Recorded data
***

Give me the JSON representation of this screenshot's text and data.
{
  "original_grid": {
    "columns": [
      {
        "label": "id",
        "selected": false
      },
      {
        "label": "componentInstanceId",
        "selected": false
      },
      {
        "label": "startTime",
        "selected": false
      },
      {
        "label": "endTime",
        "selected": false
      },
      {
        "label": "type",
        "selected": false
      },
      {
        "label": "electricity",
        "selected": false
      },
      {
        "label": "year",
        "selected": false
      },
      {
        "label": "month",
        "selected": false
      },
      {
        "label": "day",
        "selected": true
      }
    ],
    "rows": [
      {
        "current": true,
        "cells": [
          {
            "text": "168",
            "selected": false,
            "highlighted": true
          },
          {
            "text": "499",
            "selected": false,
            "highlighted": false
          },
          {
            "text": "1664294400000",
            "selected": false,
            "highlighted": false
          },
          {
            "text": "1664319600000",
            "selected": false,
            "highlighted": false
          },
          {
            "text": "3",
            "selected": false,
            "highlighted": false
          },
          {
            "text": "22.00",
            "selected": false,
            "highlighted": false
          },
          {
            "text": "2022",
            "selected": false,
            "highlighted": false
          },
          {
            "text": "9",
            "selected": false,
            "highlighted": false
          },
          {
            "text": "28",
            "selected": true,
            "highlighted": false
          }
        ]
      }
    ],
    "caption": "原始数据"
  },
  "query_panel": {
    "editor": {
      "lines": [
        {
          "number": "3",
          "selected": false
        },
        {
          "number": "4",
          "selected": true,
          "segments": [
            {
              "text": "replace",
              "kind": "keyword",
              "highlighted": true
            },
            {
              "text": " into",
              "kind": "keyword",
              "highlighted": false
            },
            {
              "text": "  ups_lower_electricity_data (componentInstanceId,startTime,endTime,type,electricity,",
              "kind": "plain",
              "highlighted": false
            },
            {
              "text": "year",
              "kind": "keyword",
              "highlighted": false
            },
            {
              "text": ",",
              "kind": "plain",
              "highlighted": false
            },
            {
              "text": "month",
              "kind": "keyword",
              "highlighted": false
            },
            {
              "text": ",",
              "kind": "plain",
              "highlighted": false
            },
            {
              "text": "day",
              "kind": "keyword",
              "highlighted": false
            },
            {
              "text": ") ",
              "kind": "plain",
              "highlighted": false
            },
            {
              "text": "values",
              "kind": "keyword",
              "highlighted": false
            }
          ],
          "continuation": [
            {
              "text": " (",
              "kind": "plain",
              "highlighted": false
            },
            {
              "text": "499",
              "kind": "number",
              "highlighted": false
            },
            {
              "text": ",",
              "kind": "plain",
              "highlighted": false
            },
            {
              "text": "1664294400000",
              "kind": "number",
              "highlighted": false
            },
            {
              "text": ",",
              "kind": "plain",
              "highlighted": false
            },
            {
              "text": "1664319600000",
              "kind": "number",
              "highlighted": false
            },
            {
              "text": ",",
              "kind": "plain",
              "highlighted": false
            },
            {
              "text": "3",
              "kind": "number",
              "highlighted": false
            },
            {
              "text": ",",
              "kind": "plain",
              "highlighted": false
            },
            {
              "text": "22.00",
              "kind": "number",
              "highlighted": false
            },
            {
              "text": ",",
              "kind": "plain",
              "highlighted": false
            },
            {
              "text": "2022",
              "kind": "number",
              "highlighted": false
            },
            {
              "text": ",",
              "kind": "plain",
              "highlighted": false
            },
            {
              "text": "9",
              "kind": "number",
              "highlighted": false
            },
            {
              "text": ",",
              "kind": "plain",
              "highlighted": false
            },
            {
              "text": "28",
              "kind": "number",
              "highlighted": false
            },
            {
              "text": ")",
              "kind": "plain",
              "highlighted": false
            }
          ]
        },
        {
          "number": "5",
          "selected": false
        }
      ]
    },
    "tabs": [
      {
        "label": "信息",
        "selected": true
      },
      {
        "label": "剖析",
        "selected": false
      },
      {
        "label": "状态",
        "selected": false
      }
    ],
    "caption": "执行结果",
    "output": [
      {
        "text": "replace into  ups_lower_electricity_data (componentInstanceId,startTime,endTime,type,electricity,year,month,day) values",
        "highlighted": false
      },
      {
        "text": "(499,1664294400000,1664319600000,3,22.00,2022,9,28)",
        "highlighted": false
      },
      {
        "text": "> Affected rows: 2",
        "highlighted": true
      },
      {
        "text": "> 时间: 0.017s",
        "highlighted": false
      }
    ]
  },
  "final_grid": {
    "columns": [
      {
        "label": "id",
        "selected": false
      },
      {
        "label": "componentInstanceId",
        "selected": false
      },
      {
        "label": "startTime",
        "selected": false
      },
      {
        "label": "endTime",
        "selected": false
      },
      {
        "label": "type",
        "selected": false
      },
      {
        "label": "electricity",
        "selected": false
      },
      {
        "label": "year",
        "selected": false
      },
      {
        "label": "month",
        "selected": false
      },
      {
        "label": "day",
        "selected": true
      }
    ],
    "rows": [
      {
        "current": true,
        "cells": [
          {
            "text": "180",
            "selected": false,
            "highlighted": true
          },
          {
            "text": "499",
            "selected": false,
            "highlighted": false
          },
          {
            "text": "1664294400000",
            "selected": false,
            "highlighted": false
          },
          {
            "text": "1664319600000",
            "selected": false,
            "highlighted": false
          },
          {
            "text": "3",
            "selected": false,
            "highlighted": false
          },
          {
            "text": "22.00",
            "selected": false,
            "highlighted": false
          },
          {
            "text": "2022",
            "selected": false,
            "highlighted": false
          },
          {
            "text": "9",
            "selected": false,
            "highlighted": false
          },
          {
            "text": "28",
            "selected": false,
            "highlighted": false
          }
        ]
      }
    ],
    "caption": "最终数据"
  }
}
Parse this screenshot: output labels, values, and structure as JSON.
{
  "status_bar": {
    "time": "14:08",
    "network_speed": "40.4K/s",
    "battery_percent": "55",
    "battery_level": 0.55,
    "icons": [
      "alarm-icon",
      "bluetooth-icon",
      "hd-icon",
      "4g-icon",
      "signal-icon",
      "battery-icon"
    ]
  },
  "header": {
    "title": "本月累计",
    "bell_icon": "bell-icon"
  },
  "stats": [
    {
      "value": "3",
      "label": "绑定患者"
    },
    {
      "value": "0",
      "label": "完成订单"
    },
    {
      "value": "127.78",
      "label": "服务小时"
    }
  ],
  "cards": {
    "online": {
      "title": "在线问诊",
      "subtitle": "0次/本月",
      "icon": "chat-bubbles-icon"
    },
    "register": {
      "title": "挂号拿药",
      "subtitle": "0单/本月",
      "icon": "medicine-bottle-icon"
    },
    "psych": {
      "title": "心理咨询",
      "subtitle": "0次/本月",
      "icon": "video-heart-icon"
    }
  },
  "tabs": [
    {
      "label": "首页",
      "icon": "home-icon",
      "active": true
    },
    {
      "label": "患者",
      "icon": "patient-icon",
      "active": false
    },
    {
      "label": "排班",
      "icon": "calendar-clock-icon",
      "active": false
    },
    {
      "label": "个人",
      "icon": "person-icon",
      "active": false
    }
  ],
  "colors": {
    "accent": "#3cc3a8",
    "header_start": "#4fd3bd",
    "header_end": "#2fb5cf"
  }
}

***

[Task instructions] Retype the data in full and match it exactly.

[Response to the task]
Give me the JSON representation of this screenshot's text and data.
{
  "original_grid": {
    "columns": [
      {
        "label": "id",
        "selected": false
      },
      {
        "label": "componentInstanceId",
        "selected": false
      },
      {
        "label": "startTime",
        "selected": false
      },
      {
        "label": "endTime",
        "selected": false
      },
      {
        "label": "type",
        "selected": false
      },
      {
        "label": "electricity",
        "selected": false
      },
      {
        "label": "year",
        "selected": false
      },
      {
        "label": "month",
        "selected": false
      },
      {
        "label": "day",
        "selected": true
      }
    ],
    "rows": [
      {
        "current": true,
        "cells": [
          {
            "text": "168",
            "selected": false,
            "highlighted": true
          },
          {
            "text": "499",
            "selected": false,
            "highlighted": false
          },
          {
            "text": "1664294400000",
            "selected": false,
            "highlighted": false
          },
          {
            "text": "1664319600000",
            "selected": false,
            "highlighted": false
          },
          {
            "text": "3",
            "selected": false,
            "highlighted": false
          },
          {
            "text": "22.00",
            "selected": false,
            "highlighted": false
          },
          {
            "text": "2022",
            "selected": false,
            "highlighted": false
          },
          {
            "text": "9",
            "selected": false,
            "highlighted": false
          },
          {
            "text": "28",
            "selected": true,
            "highlighted": false
          }
        ]
      }
    ],
    "caption": "原始数据"
  },
  "query_panel": {
    "editor": {
      "lines": [
        {
          "number": "3",
          "selected": false
        },
        {
          "number": "4",
          "selected": true,
          "segments": [
            {
              "text": "replace",
              "kind": "keyword",
              "highlighted": true
            },
            {
              "text": " into",
              "kind": "keyword",
              "highlighted": false
            },
            {
              "text": "  ups_lower_electricity_data (componentInstanceId,startTime,endTime,type,electricity,",
              "kind": "plain",
              "highlighted": false
            },
            {
              "text": "year",
              "kind": "keyword",
              "highlighted": false
            },
            {
              "text": ",",
              "kind": "plain",
              "highlighted": false
            },
            {
              "text": "month",
              "kind": "keyword",
              "highlighted": false
            },
            {
              "text": ",",
              "kind": "plain",
              "highlighted": false
            },
            {
              "text": "day",
              "kind": "keyword",
              "highlighted": false
            },
            {
              "text": ") ",
              "kind": "plain",
              "highlighted": false
            },
            {
              "text": "values",
              "kind": "keyword",
              "highlighted": false
            }
          ],
          "continuation": [
            {
              "text": " (",
              "kind": "plain",
              "highlighted": false
            },
            {
              "text": "499",
              "kind": "number",
              "highlighted": false
            },
            {
              "text": ",",
              "kind": "plain",
              "highlighted": false
            },
            {
              "text": "1664294400000",
              "kind": "number",
              "highlighted": false
            },
            {
              "text": ",",
              "kind": "plain",
              "highlighted": false
            },
            {
              "text": "1664319600000",
              "kind": "number",
              "highlighted": false
            },
            {
              "text": ",",
              "kind": "plain",
              "highlighted": false
            },
            {
              "text": "3",
              "kind": "number",
              "highlighted": false
            },
            {
              "text": ",",
              "kind": "plain",
              "highlighted": false
            },
            {
              "text": "22.00",
              "kind": "number",
              "highlighted": false
            },
            {
              "text": ",",
              "kind": "plain",
              "highlighted": false
            },
            {
              "text": "2022",
              "kind": "number",
              "highlighted": false
            },
            {
              "text": ",",
              "kind": "plain",
              "highlighted": false
            },
            {
              "text": "9",
              "kind": "number",
              "highlighted": false
            },
            {
              "text": ",",
              "kind": "plain",
              "highlighted": false
            },
            {
              "text": "28",
              "kind": "number",
              "highlighted": false
            },
            {
              "text": ")",
              "kind": "plain",
              "highlighted": false
            }
          ]
        },
        {
          "number": "5",
          "selected": false
        }
      ]
    },
    "tabs": [
      {
        "label": "信息",
        "selected": true
      },
      {
        "label": "剖析",
        "selected": false
      },
      {
        "label": "状态",
        "selected": false
      }
    ],
    "caption": "执行结果",
    "output": [
      {
        "text": "replace into  ups_lower_electricity_data (componentInstanceId,startTime,endTime,type,electricity,year,month,day) values",
        "highlighted": false
      },
      {
        "text": "(499,1664294400000,1664319600000,3,22.00,2022,9,28)",
        "highlighted": false
      },
      {
        "text": "> Affected rows: 2",
        "highlighted": true
      },
      {
        "text": "> 时间: 0.017s",
        "highlighted": false
      }
    ]
  },
  "final_grid": {
    "columns": [
      {
        "label": "id",
        "selected": false
      },
      {
        "label": "componentInstanceId",
        "selected": false
      },
      {
        "label": "startTime",
        "selected": false
      },
      {
        "label": "endTime",
        "selected": false
      },
      {
        "label": "type",
        "selected": false
      },
      {
        "label": "electricity",
        "selected": false
      },
      {
        "label": "year",
        "selected": false
      },
      {
        "label": "month",
        "selected": false
      },
      {
        "label": "day",
        "selected": true
      }
    ],
    "rows": [
      {
        "current": true,
        "cells": [
          {
            "text": "180",
            "selected": false,
            "highlighted": true
          },
          {
            "text": "499",
            "selected": false,
            "highlighted": false
          },
          {
            "text": "1664294400000",
            "selected": false,
            "highlighted": false
          },
          {
            "text": "1664319600000",
            "selected": false,
            "highlighted": false
          },
          {
            "text": "3",
            "selected": false,
            "highlighted": false
          },
          {
            "text": "22.00",
            "selected": false,
            "highlighted": false
          },
          {
            "text": "2022",
            "selected": false,
            "highlighted": false
          },
          {
            "text": "9",
            "selected": false,
            "highlighted": false
          },
          {
            "text": "28",
            "selected": false,
            "highlighted": false
          }
        ]
      }
    ],
    "caption": "最终数据"
  }
}
Parse this screenshot: output labels, values, and structure as JSON.
{
  "status_bar": {
    "time": "14:08",
    "network_speed": "40.4K/s",
    "battery_percent": "55",
    "battery_level": 0.55,
    "icons": [
      "alarm-icon",
      "bluetooth-icon",
      "hd-icon",
      "4g-icon",
      "signal-icon",
      "battery-icon"
    ]
  },
  "header": {
    "title": "本月累计",
    "bell_icon": "bell-icon"
  },
  "stats": [
    {
      "value": "3",
      "label": "绑定患者"
    },
    {
      "value": "0",
      "label": "完成订单"
    },
    {
      "value": "127.78",
      "label": "服务小时"
    }
  ],
  "cards": {
    "online": {
      "title": "在线问诊",
      "subtitle": "0次/本月",
      "icon": "chat-bubbles-icon"
    },
    "register": {
      "title": "挂号拿药",
      "subtitle": "0单/本月",
      "icon": "medicine-bottle-icon"
    },
    "psych": {
      "title": "心理咨询",
      "subtitle": "0次/本月",
      "icon": "video-heart-icon"
    }
  },
  "tabs": [
    {
      "label": "首页",
      "icon": "home-icon",
      "active": true
    },
    {
      "label": "患者",
      "icon": "patient-icon",
      "active": false
    },
    {
      "label": "排班",
      "icon": "calendar-clock-icon",
      "active": false
    },
    {
      "label": "个人",
      "icon": "person-icon",
      "active": false
    }
  ],
  "colors": {
    "accent": "#3cc3a8",
    "header_start": "#4fd3bd",
    "header_end": "#2fb5cf"
  }
}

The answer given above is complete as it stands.